◆ TASK BRIEF
Strip the pictures and reproduce the rest of the listing exactly.

(Recorded data)
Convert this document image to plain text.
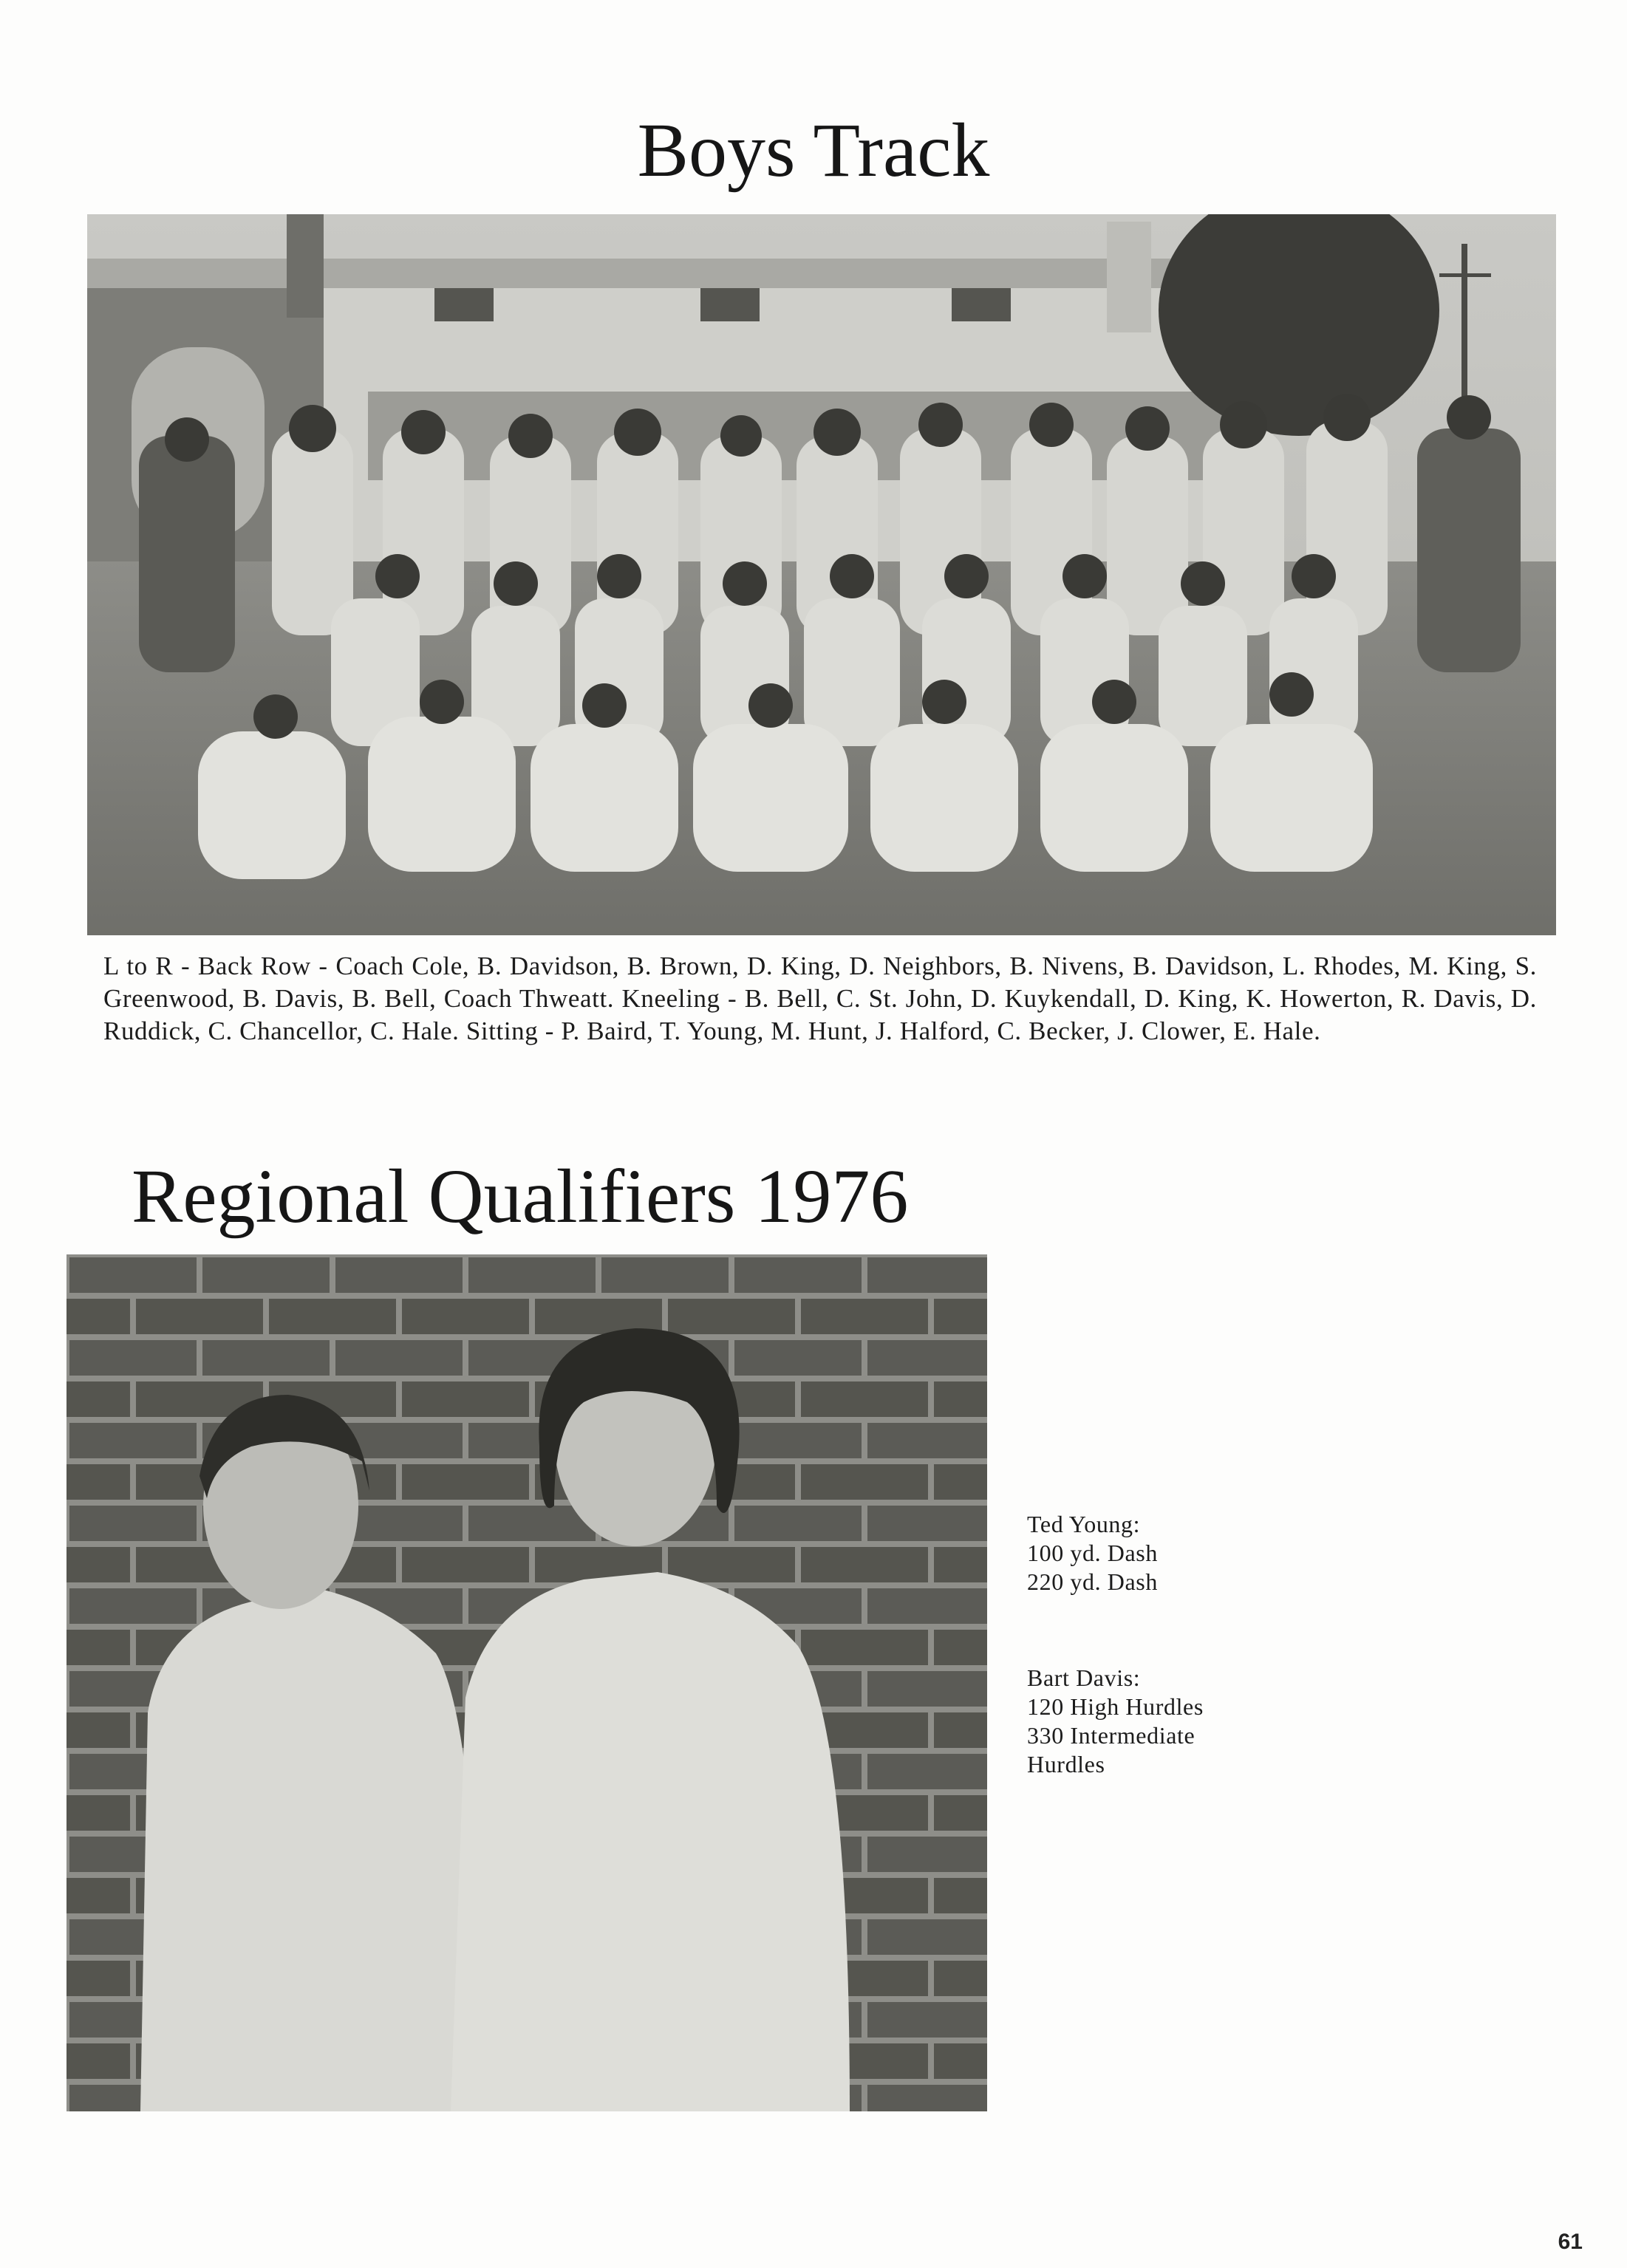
Boys Track

L to R - Back Row - Coach Cole, B. Davidson, B. Brown, D. King, D. Neighbors, B. Nivens, B. Davidson, L. Rhodes, M. King, S. Greenwood, B. Davis, B. Bell, Coach Thweatt. Kneeling - B. Bell, C. St. John, D. Kuykendall, D. King, K. Howerton, R. Davis, D. Ruddick, C. Chancellor, C. Hale. Sitting - P. Baird, T. Young, M. Hunt, J. Halford, C. Becker, J. Clower, E. Hale.

Regional Qualifiers 1976
Ted Young:
100 yd. Dash
220 yd. Dash
Bart Davis:
120 High Hurdles
330 Intermediate
Hurdles
61
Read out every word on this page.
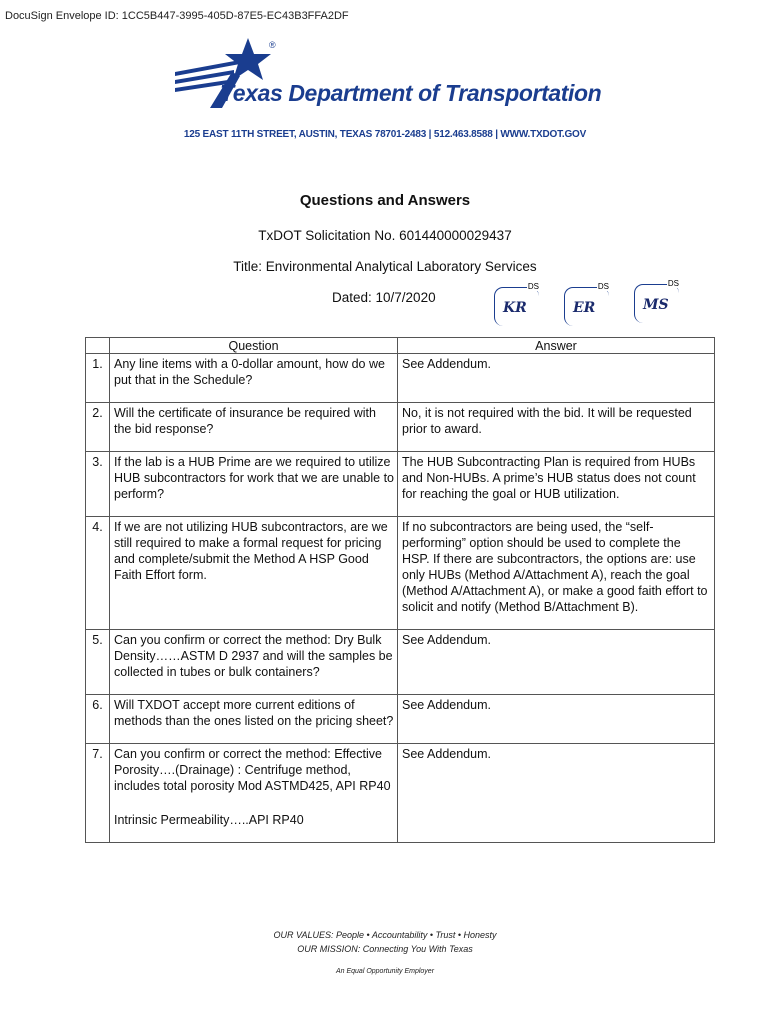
DocuSign Envelope ID: 1CC5B447-3995-405D-87E5-EC43B3FFA2DF
®
Texas Department of Transportation
125 EAST 11TH STREET, AUSTIN, TEXAS 78701-2483 | 512.463.8588 | WWW.TXDOT.GOV
Questions and Answers
TxDOT Solicitation No. 601440000029437
Title: Environmental Analytical Laboratory Services
Dated: 10/7/2020
DS
KR
DS
ER
DS
MS
	Question	Answer
1.	Any line items with a 0-dollar amount, how do we put that in the Schedule?	See Addendum.
2.	Will the certificate of insurance be required with the bid response?	No, it is not required with the bid. It will be requested prior to award.
3.	If the lab is a HUB Prime are we required to utilize HUB subcontractors for work that we are unable to perform?	The HUB Subcontracting Plan is required from HUBs and Non-HUBs. A prime’s HUB status does not count for reaching the goal or HUB utilization.
4.	If we are not utilizing HUB subcontractors, are we still required to make a formal request for pricing and complete/submit the Method A HSP Good Faith Effort form.	If no subcontractors are being used, the “self-performing” option should be used to complete the HSP. If there are subcontractors, the options are: use only HUBs (Method A/Attachment A), reach the goal (Method A/Attachment A), or make a good faith effort to solicit and notify (Method B/Attachment B).
5.	Can you confirm or correct the method: Dry Bulk Density……ASTM D 2937 and will the samples be collected in tubes or bulk containers?	See Addendum.
6.	Will TXDOT accept more current editions of methods than the ones listed on the pricing sheet?	See Addendum.
7.	Can you confirm or correct the method: Effective Porosity….(Drainage) : Centrifuge method, includes total porosity Mod ASTMD425, API RP40
Intrinsic Permeability…..API RP40	See Addendum.
OUR VALUES: People • Accountability • Trust • Honesty
OUR MISSION: Connecting You With Texas
An Equal Opportunity Employer
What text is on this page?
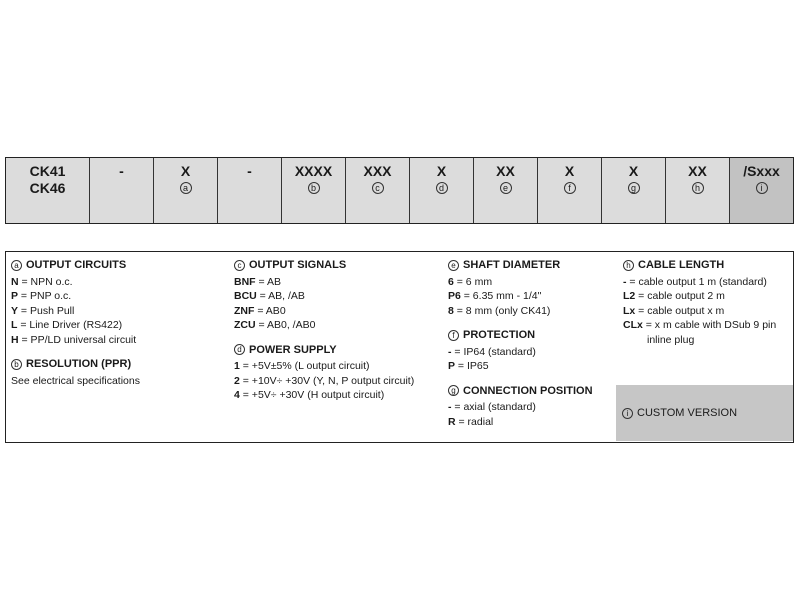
CK41
CK46
-	X
a
-	XXXX
b
XXX
c
X
d
XX
e
X
f
X
g
XX
h
/Sxxx
i
a OUTPUT CIRCUITS
N = NPN o.c.
P = PNP o.c.
Y = Push Pull
L = Line Driver (RS422)
H = PP/LD universal circuit
b RESOLUTION (PPR)
See electrical specifications
c OUTPUT SIGNALS
BNF = AB
BCU = AB, /AB
ZNF = AB0
ZCU = AB0, /AB0
d POWER SUPPLY
1 = +5V±5% (L output circuit)
2 = +10V÷ +30V (Y, N, P output circuit)
4 = +5V÷ +30V (H output circuit)
e SHAFT DIAMETER
6 = 6 mm
P6 = 6.35 mm - 1/4"
8 = 8 mm (only CK41)
f PROTECTION
- = IP64 (standard)
P = IP65
g CONNECTION POSITION
- = axial (standard)
R = radial
h CABLE LENGTH
- = cable output 1 m (standard)
L2 = cable output 2 m
Lx = cable output x m
CLx = x m cable with DSub 9 pin
inline plug
i CUSTOM VERSION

◆ REPLY TO THE TASK
Convert this document image to plain text.
Boys Track

L to R - Back Row - Coach Cole, B. Davidson, B. Brown, D. King, D. Neighbors, B. Nivens, B. Davidson, L. Rhodes, M. King, S. Greenwood, B. Davis, B. Bell, Coach Thweatt. Kneeling - B. Bell, C. St. John, D. Kuykendall, D. King, K. Howerton, R. Davis, D. Ruddick, C. Chancellor, C. Hale. Sitting - P. Baird, T. Young, M. Hunt, J. Halford, C. Becker, J. Clower, E. Hale.

Regional Qualifiers 1976
Ted Young:
100 yd. Dash
220 yd. Dash
Bart Davis:
120 High Hurdles
330 Intermediate
Hurdles
61
Read out every word on this page.
DocuSign Envelope ID: 1CC5B447-3995-405D-87E5-EC43B3FFA2DF
®
Texas Department of Transportation
125 EAST 11TH STREET, AUSTIN, TEXAS 78701-2483 | 512.463.8588 | WWW.TXDOT.GOV
Questions and Answers
TxDOT Solicitation No. 601440000029437
Title: Environmental Analytical Laboratory Services
Dated: 10/7/2020
DS
KR
DS
ER
DS
MS
	Question	Answer
1.	Any line items with a 0-dollar amount, how do we put that in the Schedule?	See Addendum.
2.	Will the certificate of insurance be required with the bid response?	No, it is not required with the bid. It will be requested prior to award.
3.	If the lab is a HUB Prime are we required to utilize HUB subcontractors for work that we are unable to perform?	The HUB Subcontracting Plan is required from HUBs and Non-HUBs. A prime’s HUB status does not count for reaching the goal or HUB utilization.
4.	If we are not utilizing HUB subcontractors, are we still required to make a formal request for pricing and complete/submit the Method A HSP Good Faith Effort form.	If no subcontractors are being used, the “self-performing” option should be used to complete the HSP. If there are subcontractors, the options are: use only HUBs (Method A/Attachment A), reach the goal (Method A/Attachment A), or make a good faith effort to solicit and notify (Method B/Attachment B).
5.	Can you confirm or correct the method: Dry Bulk Density……ASTM D 2937 and will the samples be collected in tubes or bulk containers?	See Addendum.
6.	Will TXDOT accept more current editions of methods than the ones listed on the pricing sheet?	See Addendum.
7.	Can you confirm or correct the method: Effective Porosity….(Drainage) : Centrifuge method, includes total porosity Mod ASTMD425, API RP40
Intrinsic Permeability…..API RP40	See Addendum.
OUR VALUES: People • Accountability • Trust • Honesty
OUR MISSION: Connecting You With Texas
An Equal Opportunity Employer
What text is on this page?
CK41
CK46
-	X
a
-	XXXX
b
XXX
c
X
d
XX
e
X
f
X
g
XX
h
/Sxxx
i
a OUTPUT CIRCUITS
N = NPN o.c.
P = PNP o.c.
Y = Push Pull
L = Line Driver (RS422)
H = PP/LD universal circuit
b RESOLUTION (PPR)
See electrical specifications
c OUTPUT SIGNALS
BNF = AB
BCU = AB, /AB
ZNF = AB0
ZCU = AB0, /AB0
d POWER SUPPLY
1 = +5V±5% (L output circuit)
2 = +10V÷ +30V (Y, N, P output circuit)
4 = +5V÷ +30V (H output circuit)
e SHAFT DIAMETER
6 = 6 mm
P6 = 6.35 mm - 1/4"
8 = 8 mm (only CK41)
f PROTECTION
- = IP64 (standard)
P = IP65
g CONNECTION POSITION
- = axial (standard)
R = radial
h CABLE LENGTH
- = cable output 1 m (standard)
L2 = cable output 2 m
Lx = cable output x m
CLx = x m cable with DSub 9 pin
inline plug
i CUSTOM VERSION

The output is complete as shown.